Work to do ->
In the data below, pick out every line that contains the string "expanded" and copy each of those lines.

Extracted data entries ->
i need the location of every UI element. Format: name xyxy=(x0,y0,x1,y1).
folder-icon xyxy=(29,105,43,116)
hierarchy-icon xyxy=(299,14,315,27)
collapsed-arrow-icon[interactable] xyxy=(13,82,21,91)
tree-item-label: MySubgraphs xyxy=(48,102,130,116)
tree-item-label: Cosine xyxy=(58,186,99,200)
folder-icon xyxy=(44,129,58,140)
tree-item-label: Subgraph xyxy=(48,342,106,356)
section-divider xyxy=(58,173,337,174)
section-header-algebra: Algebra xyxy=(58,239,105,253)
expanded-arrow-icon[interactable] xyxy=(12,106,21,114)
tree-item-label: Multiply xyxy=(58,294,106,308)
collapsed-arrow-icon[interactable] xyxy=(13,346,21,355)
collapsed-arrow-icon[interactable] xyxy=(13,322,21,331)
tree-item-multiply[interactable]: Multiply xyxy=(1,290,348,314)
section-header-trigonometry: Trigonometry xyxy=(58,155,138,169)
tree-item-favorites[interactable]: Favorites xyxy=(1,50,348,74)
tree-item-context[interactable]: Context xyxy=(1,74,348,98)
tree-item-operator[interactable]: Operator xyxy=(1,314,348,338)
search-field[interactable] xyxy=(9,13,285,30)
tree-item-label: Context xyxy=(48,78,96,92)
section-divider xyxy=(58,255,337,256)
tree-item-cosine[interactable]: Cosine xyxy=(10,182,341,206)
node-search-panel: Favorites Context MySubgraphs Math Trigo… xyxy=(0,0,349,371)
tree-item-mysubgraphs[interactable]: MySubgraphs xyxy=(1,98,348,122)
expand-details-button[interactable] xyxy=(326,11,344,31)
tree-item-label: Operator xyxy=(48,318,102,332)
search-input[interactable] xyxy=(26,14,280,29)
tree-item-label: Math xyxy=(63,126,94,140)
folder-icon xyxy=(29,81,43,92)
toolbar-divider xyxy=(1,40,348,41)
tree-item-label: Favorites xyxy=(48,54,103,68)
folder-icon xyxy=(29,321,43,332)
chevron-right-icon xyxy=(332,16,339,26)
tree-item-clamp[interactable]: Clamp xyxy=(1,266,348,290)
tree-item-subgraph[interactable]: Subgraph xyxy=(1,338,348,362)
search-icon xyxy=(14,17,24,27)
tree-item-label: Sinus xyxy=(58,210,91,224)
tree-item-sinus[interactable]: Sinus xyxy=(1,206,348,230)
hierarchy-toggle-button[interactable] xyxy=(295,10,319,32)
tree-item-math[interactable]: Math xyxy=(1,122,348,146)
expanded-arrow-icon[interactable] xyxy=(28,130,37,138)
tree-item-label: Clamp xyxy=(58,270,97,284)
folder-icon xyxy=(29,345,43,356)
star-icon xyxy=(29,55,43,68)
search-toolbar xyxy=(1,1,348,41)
...
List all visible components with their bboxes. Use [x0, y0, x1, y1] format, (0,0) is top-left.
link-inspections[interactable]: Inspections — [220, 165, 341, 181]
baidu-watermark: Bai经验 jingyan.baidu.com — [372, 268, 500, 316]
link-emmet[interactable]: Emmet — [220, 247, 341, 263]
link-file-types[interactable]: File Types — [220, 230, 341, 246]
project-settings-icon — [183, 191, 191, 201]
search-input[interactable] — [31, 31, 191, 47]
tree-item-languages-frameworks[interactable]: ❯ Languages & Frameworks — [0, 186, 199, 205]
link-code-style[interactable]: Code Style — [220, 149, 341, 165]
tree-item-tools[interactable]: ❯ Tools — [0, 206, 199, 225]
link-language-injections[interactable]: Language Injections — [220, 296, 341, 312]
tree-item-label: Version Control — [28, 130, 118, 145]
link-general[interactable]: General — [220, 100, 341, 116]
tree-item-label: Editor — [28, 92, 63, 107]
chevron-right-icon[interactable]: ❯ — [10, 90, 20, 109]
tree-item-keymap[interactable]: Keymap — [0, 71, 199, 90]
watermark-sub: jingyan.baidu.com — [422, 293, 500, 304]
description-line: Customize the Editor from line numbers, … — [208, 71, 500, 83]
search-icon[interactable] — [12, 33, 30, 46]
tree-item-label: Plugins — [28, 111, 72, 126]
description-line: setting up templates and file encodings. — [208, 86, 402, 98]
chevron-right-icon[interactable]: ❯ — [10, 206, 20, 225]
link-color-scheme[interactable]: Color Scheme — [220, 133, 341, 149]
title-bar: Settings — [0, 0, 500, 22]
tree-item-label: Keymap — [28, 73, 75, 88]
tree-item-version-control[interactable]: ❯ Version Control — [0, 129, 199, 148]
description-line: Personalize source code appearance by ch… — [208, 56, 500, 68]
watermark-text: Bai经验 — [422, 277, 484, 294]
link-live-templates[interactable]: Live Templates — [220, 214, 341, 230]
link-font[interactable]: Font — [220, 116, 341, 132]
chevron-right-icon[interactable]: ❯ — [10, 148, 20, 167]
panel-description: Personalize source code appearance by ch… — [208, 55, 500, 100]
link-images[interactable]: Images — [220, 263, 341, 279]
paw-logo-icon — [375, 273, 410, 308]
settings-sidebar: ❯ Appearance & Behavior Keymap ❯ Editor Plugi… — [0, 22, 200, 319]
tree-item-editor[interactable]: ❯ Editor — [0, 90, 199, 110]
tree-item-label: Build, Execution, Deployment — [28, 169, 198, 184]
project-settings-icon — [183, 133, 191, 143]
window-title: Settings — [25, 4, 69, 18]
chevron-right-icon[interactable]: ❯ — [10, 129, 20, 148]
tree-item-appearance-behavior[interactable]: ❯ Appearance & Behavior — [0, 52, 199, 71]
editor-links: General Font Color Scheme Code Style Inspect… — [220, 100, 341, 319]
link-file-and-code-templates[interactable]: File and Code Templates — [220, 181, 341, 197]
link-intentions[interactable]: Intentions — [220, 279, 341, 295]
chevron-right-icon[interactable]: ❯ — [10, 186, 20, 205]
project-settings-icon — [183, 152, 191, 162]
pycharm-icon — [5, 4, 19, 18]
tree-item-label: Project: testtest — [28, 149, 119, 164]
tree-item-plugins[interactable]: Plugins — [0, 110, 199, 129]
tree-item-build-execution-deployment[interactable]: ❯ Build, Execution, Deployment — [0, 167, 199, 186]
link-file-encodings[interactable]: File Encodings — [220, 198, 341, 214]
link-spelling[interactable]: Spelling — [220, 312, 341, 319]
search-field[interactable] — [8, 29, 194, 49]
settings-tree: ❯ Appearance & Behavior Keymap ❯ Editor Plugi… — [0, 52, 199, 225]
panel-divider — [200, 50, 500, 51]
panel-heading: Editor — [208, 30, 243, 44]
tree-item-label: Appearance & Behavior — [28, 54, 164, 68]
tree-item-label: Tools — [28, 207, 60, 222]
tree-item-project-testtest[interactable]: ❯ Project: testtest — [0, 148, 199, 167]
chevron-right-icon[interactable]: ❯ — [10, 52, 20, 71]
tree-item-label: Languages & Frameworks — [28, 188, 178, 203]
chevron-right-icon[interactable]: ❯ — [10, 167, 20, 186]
...
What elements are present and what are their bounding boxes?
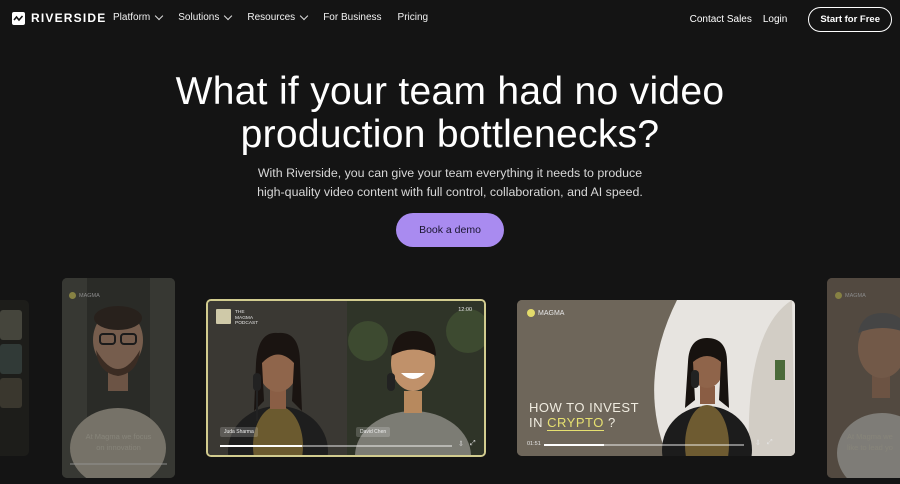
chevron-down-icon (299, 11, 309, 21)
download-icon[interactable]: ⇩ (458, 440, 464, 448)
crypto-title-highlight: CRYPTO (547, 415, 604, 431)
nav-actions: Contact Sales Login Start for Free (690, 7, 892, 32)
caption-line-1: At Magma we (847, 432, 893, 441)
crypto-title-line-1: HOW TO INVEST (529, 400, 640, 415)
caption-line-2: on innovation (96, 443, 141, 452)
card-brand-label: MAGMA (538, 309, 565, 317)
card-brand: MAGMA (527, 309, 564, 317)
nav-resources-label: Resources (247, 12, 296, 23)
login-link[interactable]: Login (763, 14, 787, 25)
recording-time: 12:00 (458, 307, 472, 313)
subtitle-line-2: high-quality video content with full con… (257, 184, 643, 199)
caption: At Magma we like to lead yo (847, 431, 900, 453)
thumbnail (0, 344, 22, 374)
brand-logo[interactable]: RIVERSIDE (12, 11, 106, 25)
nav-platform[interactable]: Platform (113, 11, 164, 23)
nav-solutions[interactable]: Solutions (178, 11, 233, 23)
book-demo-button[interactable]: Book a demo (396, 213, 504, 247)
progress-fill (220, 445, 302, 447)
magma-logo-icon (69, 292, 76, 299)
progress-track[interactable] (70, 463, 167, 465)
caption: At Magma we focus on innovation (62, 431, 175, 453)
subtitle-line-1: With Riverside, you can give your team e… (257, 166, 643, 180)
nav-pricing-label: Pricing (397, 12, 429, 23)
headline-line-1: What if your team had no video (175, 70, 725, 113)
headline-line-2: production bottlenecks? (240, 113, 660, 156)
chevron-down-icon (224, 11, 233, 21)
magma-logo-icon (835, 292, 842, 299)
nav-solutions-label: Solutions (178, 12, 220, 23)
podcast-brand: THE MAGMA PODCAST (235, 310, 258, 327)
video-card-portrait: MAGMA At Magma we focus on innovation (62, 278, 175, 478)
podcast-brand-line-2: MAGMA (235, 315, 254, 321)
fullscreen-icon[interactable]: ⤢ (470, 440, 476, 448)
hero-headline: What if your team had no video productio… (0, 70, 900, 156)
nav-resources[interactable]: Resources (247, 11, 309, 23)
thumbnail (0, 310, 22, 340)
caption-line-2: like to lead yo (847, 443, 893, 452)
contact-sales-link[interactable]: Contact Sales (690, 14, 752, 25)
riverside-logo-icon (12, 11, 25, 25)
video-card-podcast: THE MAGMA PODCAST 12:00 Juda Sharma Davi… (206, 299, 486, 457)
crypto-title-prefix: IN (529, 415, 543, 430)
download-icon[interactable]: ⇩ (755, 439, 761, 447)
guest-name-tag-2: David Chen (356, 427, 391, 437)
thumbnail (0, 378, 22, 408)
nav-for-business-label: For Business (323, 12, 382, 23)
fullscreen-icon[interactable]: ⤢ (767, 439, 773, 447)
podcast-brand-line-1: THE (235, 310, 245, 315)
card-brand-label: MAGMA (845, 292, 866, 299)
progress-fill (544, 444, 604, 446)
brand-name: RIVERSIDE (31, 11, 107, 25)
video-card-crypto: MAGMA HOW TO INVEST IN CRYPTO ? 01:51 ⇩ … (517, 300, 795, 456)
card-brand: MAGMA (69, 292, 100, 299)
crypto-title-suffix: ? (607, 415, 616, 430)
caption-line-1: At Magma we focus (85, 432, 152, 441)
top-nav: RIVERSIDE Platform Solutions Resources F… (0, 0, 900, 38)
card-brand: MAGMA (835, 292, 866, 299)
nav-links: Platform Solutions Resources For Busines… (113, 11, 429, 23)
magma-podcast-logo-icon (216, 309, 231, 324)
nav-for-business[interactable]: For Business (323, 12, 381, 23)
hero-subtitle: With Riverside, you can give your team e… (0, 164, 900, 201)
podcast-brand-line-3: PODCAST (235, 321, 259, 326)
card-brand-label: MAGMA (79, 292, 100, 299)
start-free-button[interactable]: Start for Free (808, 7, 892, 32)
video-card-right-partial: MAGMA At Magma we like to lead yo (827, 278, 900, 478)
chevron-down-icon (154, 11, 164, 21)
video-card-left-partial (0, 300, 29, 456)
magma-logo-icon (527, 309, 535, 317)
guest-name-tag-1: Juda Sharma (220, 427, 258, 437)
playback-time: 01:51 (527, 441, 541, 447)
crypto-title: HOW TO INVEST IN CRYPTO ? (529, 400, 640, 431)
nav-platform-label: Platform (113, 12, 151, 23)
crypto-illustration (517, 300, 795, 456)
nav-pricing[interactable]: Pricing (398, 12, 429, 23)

Written answer ->
expanded-arrow-icon[interactable] xyxy=(12,106,21,114)
expanded-arrow-icon[interactable] xyxy=(28,130,37,138)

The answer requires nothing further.